What you will do = Can you print every record below exactly as written?

☆ ☆ ☆

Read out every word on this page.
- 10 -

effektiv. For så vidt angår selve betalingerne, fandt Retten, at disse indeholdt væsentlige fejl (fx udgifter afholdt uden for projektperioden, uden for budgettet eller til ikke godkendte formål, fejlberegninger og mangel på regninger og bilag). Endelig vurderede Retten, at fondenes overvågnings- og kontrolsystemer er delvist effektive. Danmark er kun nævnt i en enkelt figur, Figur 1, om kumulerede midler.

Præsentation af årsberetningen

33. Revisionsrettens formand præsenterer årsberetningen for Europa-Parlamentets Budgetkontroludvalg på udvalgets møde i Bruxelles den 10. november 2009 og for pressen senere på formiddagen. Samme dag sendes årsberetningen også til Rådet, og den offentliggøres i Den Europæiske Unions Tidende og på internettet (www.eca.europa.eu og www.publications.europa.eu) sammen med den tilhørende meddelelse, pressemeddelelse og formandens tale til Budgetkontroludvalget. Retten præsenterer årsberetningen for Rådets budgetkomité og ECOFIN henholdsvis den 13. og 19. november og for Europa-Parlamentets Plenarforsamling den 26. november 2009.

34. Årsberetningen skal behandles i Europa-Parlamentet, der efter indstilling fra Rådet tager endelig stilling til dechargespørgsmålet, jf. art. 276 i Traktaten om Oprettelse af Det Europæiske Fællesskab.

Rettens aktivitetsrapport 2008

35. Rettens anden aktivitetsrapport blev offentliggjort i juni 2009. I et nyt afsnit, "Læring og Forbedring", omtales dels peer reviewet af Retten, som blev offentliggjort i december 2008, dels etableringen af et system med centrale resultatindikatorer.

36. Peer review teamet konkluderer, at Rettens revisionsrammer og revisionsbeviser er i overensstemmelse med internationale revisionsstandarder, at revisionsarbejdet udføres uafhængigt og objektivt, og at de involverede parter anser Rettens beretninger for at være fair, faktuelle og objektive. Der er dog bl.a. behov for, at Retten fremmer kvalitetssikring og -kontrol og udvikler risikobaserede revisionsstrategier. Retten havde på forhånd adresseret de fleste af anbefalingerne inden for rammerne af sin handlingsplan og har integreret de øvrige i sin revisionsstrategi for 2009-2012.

☆ ☆ ☆

Solution for this task =
Read out every word on this page.
- 10 -

effektiv. For så vidt angår selve betalingerne, fandt Retten, at disse indeholdt væsentlige fejl (fx udgifter afholdt uden for projektperioden, uden for budgettet eller til ikke godkendte formål, fejlberegninger og mangel på regninger og bilag). Endelig vurderede Retten, at fondenes overvågnings- og kontrolsystemer er delvist effektive. Danmark er kun nævnt i en enkelt figur, Figur 1, om kumulerede midler.

Præsentation af årsberetningen

33. Revisionsrettens formand præsenterer årsberetningen for Europa-Parlamentets Budgetkontroludvalg på udvalgets møde i Bruxelles den 10. november 2009 og for pressen senere på formiddagen. Samme dag sendes årsberetningen også til Rådet, og den offentliggøres i Den Europæiske Unions Tidende og på internettet (www.eca.europa.eu og www.publications.europa.eu) sammen med den tilhørende meddelelse, pressemeddelelse og formandens tale til Budgetkontroludvalget. Retten præsenterer årsberetningen for Rådets budgetkomité og ECOFIN henholdsvis den 13. og 19. november og for Europa-Parlamentets Plenarforsamling den 26. november 2009.

34. Årsberetningen skal behandles i Europa-Parlamentet, der efter indstilling fra Rådet tager endelig stilling til dechargespørgsmålet, jf. art. 276 i Traktaten om Oprettelse af Det Europæiske Fællesskab.

Rettens aktivitetsrapport 2008

35. Rettens anden aktivitetsrapport blev offentliggjort i juni 2009. I et nyt afsnit, "Læring og Forbedring", omtales dels peer reviewet af Retten, som blev offentliggjort i december 2008, dels etableringen af et system med centrale resultatindikatorer.

36. Peer review teamet konkluderer, at Rettens revisionsrammer og revisionsbeviser er i overensstemmelse med internationale revisionsstandarder, at revisionsarbejdet udføres uafhængigt og objektivt, og at de involverede parter anser Rettens beretninger for at være fair, faktuelle og objektive. Der er dog bl.a. behov for, at Retten fremmer kvalitetssikring og -kontrol og udvikler risikobaserede revisionsstrategier. Retten havde på forhånd adresseret de fleste af anbefalingerne inden for rammerne af sin handlingsplan og har integreret de øvrige i sin revisionsstrategi for 2009-2012.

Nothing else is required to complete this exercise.